◆ GOAL ◆
Answer with a number only: how many lines of the data contain "与其成长过程中的反应灵敏程度有很大关系"?

(Stored records)
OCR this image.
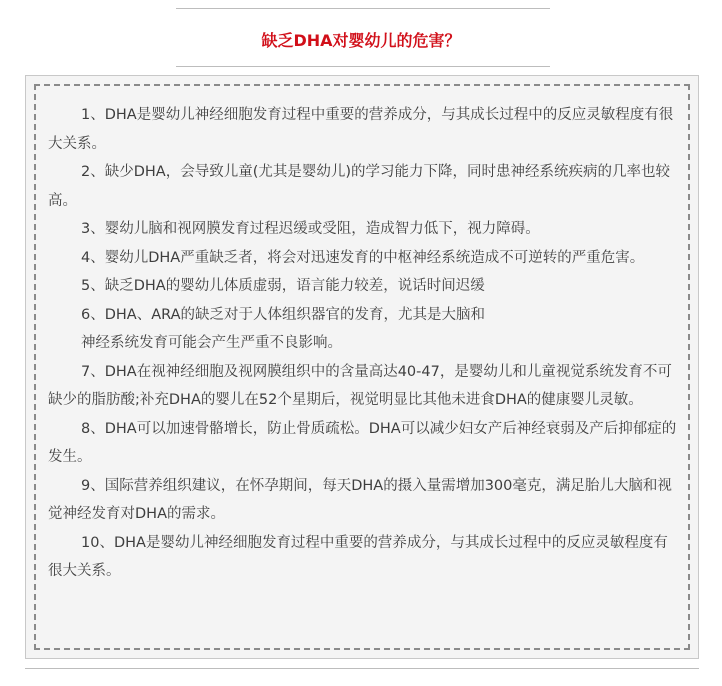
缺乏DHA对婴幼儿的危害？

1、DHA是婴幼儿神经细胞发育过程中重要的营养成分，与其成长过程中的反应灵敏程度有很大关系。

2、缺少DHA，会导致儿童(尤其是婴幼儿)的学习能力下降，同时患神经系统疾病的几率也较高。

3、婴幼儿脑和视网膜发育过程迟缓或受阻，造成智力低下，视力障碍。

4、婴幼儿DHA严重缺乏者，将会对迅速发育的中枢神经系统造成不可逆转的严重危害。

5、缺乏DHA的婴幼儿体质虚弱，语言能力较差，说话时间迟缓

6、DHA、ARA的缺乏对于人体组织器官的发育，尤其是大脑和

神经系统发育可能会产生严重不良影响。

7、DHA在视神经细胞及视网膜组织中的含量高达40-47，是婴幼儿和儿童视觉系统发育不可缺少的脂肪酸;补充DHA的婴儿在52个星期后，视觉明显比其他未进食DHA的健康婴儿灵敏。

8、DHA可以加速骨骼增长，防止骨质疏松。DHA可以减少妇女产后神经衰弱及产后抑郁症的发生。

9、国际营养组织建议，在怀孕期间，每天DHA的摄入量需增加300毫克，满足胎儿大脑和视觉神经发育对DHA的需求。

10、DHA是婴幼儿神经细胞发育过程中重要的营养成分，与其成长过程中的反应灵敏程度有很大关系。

...

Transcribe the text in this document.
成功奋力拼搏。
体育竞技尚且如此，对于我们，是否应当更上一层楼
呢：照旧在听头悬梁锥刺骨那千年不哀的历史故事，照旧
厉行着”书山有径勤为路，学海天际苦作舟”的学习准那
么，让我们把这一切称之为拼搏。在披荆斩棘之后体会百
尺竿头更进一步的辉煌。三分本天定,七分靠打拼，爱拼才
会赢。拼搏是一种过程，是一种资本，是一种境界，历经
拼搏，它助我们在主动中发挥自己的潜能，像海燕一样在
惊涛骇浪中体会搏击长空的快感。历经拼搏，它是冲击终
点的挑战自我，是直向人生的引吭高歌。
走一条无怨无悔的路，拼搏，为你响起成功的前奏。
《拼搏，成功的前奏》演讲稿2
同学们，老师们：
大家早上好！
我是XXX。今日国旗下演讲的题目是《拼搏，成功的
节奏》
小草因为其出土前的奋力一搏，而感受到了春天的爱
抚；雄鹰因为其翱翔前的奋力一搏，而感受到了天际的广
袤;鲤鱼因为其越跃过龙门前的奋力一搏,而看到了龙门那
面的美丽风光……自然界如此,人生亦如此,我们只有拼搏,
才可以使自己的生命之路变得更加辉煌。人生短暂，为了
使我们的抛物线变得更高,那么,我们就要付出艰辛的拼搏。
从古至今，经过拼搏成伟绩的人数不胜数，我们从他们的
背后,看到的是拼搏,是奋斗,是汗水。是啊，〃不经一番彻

◆ TASK RESPONSE ◆
2